> _Input_:
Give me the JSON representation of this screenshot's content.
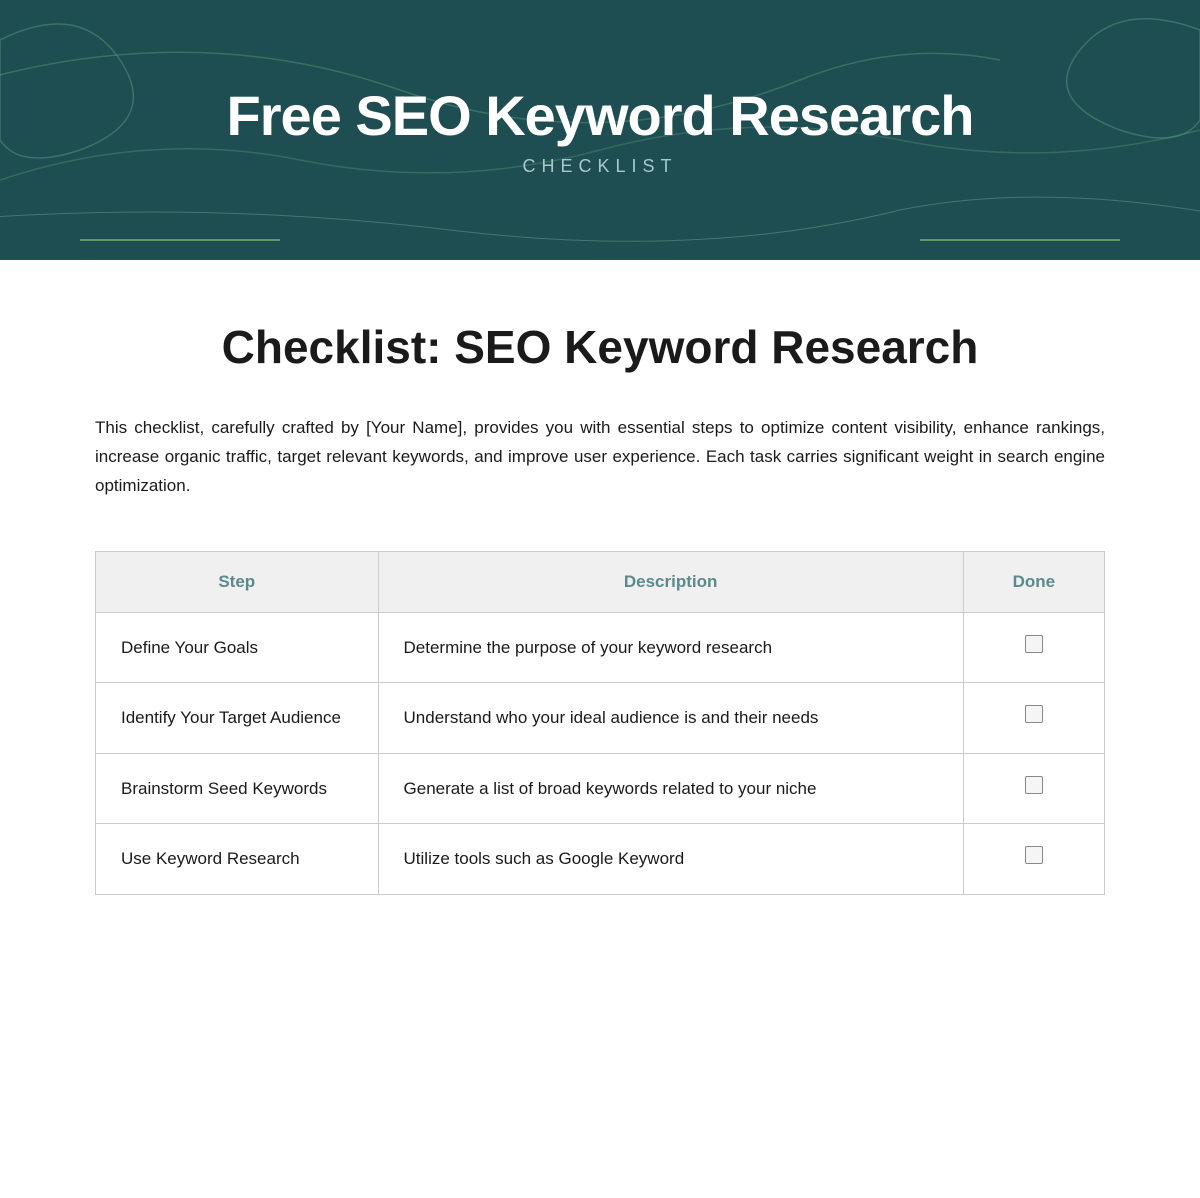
{
  "header": {
    "title": "Free SEO Keyword Research",
    "subtitle": "CHECKLIST",
    "bg_color": "#1e4d52"
  },
  "page_title": "Checklist: SEO Keyword Research",
  "description": "This checklist, carefully crafted by [Your Name], provides you with essential steps to optimize content visibility, enhance rankings, increase organic traffic, target relevant keywords, and improve user experience. Each task carries significant weight in search engine optimization.",
  "table": {
    "columns": [
      {
        "key": "step",
        "label": "Step"
      },
      {
        "key": "description",
        "label": "Description"
      },
      {
        "key": "done",
        "label": "Done"
      }
    ],
    "rows": [
      {
        "step": "Define Your Goals",
        "description": "Determine the purpose of your keyword research",
        "done": false
      },
      {
        "step": "Identify Your Target Audience",
        "description": "Understand who your ideal audience is and their needs",
        "done": false
      },
      {
        "step": "Brainstorm Seed Keywords",
        "description": "Generate a list of broad keywords related to your niche",
        "done": false
      },
      {
        "step": "Use Keyword Research",
        "description": "Utilize tools such as Google Keyword",
        "done": false
      }
    ]
  }
}
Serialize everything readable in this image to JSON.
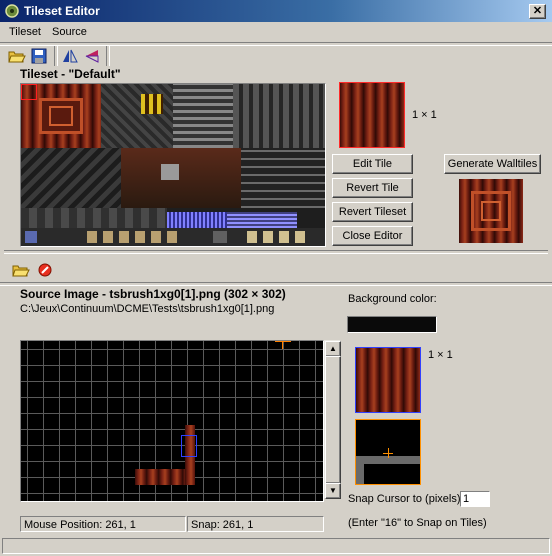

> _The exercise_: The listing above needs to be output again exactly. Don't include the pictures.

> _Answer to the exercise_:
Give me the JSON representation of this screenshot's content.
{
  "header": {
    "title": "Free SEO Keyword Research",
    "subtitle": "CHECKLIST",
    "bg_color": "#1e4d52"
  },
  "page_title": "Checklist: SEO Keyword Research",
  "description": "This checklist, carefully crafted by [Your Name], provides you with essential steps to optimize content visibility, enhance rankings, increase organic traffic, target relevant keywords, and improve user experience. Each task carries significant weight in search engine optimization.",
  "table": {
    "columns": [
      {
        "key": "step",
        "label": "Step"
      },
      {
        "key": "description",
        "label": "Description"
      },
      {
        "key": "done",
        "label": "Done"
      }
    ],
    "rows": [
      {
        "step": "Define Your Goals",
        "description": "Determine the purpose of your keyword research",
        "done": false
      },
      {
        "step": "Identify Your Target Audience",
        "description": "Understand who your ideal audience is and their needs",
        "done": false
      },
      {
        "step": "Brainstorm Seed Keywords",
        "description": "Generate a list of broad keywords related to your niche",
        "done": false
      },
      {
        "step": "Use Keyword Research",
        "description": "Utilize tools such as Google Keyword",
        "done": false
      }
    ]
  }
}
Serialize everything readable in this image to JSON.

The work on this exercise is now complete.